>> START SOURCE MATERIAL

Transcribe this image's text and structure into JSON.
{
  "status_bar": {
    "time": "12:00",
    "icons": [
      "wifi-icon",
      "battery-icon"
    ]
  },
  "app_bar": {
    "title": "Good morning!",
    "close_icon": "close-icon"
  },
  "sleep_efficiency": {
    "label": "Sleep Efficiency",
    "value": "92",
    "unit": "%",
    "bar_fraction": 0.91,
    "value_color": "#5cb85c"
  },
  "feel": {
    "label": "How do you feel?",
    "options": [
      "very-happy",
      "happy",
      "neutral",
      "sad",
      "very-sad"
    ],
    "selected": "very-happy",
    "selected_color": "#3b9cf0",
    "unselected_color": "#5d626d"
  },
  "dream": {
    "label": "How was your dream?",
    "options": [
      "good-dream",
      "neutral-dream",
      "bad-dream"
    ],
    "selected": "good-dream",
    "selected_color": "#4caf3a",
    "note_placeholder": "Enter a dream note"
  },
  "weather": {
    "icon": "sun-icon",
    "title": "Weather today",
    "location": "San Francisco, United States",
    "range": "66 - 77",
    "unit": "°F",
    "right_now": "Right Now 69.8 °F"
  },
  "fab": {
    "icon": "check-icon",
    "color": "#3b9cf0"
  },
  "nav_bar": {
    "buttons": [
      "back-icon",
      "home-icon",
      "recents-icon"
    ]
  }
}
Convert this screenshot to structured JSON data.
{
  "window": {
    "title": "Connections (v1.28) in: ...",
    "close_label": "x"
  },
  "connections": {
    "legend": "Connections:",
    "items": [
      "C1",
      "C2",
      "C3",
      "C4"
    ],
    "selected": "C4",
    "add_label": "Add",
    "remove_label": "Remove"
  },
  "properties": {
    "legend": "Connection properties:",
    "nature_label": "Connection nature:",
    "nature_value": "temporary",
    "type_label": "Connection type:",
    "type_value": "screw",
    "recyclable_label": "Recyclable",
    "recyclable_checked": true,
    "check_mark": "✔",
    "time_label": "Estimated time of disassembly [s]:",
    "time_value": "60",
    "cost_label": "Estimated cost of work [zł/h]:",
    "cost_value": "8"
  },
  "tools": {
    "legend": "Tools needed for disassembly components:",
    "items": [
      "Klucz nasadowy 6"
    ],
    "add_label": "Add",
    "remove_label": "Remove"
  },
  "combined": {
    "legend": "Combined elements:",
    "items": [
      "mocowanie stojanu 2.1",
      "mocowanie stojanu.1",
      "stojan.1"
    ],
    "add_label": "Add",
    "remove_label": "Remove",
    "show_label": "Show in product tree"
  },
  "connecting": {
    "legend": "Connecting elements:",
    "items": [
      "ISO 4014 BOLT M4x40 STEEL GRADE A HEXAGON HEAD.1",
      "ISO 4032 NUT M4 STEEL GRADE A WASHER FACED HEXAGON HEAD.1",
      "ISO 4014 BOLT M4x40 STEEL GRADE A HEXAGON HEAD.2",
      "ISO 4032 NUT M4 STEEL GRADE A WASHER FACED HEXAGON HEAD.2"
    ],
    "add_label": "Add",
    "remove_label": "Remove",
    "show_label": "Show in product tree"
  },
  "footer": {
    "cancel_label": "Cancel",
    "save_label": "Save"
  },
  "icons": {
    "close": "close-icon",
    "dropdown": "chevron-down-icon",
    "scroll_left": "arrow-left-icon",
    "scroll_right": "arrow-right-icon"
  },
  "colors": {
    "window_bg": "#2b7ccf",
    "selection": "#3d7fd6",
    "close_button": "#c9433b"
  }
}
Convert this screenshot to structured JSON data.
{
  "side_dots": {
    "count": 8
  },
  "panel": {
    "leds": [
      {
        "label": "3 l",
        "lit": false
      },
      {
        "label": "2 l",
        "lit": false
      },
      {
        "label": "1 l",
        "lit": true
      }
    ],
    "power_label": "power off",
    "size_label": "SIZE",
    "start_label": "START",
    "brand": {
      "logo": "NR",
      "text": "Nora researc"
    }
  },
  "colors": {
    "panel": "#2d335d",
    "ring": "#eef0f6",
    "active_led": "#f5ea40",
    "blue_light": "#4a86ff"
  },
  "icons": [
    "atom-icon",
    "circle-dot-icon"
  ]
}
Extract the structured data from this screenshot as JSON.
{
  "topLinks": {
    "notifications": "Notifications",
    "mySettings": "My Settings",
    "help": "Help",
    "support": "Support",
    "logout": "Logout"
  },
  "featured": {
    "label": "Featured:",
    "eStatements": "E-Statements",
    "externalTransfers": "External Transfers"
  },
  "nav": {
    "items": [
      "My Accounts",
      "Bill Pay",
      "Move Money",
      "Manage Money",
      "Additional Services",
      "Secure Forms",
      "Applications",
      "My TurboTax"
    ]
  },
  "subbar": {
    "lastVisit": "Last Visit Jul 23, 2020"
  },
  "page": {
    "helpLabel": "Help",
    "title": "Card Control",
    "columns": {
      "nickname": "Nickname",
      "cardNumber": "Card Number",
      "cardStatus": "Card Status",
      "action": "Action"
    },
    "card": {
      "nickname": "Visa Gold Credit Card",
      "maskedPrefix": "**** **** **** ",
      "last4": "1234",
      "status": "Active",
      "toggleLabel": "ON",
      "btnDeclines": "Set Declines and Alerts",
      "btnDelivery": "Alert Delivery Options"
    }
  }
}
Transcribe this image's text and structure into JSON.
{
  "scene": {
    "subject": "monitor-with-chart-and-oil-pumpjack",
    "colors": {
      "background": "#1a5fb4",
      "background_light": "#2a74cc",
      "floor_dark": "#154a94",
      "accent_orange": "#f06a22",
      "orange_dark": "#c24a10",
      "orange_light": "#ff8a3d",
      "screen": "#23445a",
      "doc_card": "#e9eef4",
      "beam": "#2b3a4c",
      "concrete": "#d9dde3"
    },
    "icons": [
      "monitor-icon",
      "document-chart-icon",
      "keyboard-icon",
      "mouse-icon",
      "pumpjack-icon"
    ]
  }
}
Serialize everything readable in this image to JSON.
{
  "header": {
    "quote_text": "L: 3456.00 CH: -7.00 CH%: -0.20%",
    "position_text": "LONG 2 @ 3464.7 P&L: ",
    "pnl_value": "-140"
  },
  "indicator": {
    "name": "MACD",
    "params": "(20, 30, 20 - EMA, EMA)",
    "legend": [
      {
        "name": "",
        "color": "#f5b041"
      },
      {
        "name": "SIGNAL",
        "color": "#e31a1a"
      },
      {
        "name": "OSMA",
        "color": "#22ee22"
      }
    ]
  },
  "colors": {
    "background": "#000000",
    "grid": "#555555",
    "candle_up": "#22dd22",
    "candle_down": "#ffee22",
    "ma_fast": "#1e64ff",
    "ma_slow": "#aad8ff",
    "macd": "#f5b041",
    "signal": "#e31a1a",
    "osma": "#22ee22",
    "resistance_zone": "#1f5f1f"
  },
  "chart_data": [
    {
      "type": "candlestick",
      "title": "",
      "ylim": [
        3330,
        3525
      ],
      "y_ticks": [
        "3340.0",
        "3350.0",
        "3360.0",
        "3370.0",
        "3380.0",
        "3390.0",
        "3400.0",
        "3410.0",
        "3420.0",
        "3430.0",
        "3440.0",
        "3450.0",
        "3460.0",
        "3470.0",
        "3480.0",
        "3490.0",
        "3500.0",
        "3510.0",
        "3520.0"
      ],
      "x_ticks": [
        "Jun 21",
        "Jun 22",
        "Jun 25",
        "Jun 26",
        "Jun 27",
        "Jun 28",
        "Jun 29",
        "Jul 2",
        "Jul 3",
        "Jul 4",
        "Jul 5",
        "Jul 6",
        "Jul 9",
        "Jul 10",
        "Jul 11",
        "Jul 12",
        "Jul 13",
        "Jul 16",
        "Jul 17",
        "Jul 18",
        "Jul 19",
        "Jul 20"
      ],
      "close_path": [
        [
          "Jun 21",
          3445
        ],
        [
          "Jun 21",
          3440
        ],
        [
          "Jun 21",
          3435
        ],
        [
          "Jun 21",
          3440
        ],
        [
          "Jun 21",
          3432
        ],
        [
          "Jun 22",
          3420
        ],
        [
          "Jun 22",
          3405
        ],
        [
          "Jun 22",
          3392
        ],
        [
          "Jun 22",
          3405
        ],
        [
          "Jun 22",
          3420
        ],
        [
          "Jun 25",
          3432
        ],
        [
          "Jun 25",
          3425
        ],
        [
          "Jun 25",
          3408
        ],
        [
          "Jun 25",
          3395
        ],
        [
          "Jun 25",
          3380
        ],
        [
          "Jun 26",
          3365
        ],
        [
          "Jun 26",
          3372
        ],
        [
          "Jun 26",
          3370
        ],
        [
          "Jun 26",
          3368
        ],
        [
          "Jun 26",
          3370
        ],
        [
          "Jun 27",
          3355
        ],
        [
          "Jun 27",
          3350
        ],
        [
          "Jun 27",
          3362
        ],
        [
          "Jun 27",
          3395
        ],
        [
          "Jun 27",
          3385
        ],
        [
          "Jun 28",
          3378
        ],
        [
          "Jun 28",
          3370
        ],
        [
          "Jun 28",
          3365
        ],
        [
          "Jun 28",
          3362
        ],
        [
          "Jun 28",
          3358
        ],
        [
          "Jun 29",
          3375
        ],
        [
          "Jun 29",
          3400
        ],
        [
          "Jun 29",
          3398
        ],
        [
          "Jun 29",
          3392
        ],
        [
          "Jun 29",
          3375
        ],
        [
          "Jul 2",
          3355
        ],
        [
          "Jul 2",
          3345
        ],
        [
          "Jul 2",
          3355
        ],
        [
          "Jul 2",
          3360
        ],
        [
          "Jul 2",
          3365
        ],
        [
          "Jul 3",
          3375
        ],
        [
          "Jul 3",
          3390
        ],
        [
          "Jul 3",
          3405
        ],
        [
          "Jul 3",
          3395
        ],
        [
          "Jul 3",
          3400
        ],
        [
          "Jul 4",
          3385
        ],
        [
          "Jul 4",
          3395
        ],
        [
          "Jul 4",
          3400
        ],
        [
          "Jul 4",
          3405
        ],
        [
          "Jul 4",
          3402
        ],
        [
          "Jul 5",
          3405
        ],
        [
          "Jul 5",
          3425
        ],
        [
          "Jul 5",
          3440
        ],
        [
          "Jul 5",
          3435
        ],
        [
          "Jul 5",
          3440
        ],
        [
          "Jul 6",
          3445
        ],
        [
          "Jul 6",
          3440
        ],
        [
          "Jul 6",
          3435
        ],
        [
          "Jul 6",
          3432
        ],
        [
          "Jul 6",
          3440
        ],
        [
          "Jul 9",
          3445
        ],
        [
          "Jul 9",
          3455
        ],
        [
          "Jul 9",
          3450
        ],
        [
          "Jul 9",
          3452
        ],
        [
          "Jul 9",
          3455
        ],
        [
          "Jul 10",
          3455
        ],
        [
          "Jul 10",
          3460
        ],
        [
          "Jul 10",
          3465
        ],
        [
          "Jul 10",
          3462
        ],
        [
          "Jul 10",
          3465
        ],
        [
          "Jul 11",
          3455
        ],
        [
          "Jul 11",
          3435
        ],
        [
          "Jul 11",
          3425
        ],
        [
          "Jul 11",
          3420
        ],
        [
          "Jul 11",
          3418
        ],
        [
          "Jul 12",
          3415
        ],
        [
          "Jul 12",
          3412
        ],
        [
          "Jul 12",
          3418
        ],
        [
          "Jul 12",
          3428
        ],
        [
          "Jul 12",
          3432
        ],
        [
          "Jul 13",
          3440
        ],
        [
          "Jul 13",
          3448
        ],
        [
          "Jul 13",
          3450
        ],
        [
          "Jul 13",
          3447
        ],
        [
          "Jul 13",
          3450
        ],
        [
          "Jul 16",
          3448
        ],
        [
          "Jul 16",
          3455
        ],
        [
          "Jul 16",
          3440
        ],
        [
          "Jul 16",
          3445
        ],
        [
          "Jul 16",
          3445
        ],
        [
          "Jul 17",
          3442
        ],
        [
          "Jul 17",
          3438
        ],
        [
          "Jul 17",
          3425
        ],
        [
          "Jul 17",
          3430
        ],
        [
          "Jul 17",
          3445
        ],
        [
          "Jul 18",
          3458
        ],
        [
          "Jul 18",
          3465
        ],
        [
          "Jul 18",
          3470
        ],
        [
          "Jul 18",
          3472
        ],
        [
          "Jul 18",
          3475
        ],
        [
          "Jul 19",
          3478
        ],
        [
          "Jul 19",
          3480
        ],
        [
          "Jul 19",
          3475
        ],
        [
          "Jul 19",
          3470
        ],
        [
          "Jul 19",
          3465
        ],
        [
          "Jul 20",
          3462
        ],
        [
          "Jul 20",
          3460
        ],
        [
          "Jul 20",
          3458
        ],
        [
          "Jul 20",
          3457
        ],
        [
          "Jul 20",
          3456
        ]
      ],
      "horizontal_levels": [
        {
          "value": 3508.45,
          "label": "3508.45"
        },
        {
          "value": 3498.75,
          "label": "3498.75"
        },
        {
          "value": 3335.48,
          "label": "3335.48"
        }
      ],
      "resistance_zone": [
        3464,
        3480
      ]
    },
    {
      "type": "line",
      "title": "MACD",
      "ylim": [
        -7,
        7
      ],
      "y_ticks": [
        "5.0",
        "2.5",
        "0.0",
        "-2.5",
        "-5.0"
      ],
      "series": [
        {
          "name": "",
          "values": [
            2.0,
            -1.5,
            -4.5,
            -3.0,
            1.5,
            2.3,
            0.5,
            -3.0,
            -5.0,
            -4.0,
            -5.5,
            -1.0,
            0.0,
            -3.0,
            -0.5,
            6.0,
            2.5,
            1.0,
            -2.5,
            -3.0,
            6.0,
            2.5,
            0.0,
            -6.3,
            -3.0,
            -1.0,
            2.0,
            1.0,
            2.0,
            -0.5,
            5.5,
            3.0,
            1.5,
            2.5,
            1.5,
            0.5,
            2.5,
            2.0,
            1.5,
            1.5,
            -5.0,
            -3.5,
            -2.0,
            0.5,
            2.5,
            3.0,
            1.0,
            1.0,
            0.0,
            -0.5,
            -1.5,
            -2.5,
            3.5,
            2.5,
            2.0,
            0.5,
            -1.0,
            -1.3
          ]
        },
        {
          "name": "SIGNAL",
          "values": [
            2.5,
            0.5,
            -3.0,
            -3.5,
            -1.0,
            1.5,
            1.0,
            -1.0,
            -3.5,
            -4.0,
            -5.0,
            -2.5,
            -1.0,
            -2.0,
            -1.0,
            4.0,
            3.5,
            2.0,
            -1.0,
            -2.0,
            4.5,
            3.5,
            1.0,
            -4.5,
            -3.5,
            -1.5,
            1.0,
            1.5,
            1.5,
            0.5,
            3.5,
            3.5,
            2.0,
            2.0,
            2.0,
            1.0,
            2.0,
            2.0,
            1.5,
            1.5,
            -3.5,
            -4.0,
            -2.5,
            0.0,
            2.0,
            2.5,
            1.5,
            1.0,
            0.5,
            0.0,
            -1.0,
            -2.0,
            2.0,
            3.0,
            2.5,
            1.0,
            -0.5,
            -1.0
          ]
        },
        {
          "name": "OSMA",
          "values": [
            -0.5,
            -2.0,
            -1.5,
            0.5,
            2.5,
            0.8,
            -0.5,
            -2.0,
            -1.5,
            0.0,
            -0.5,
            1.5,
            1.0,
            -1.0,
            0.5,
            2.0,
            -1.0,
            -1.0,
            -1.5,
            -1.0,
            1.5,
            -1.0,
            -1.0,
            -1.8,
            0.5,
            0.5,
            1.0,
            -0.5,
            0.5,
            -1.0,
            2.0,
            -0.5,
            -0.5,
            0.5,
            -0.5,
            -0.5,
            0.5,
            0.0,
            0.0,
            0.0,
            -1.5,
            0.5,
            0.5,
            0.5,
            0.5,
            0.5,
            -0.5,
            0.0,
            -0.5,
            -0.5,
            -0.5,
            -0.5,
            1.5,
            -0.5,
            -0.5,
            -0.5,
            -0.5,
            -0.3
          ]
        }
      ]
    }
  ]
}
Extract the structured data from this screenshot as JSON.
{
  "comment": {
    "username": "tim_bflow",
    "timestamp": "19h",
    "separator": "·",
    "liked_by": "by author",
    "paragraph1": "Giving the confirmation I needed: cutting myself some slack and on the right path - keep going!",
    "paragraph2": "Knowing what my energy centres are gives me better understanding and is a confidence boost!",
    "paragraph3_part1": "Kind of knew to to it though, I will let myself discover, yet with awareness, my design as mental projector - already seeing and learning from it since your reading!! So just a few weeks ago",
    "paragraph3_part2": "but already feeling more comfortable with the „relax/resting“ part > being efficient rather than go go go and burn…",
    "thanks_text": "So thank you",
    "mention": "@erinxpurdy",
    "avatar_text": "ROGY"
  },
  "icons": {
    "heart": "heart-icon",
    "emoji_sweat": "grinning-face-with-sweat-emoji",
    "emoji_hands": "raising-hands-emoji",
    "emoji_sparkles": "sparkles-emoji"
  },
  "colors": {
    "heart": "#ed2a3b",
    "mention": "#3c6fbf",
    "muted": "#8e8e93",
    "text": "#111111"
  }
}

>> END SOURCE MATERIAL

• [TASK TO COMPLETE]
Reproduce each line of the entries in which the word "arrow" is found.

• [TASK RESULT]
    "scroll_left": "arrow-left-icon",
    "scroll_right": "arrow-right-icon"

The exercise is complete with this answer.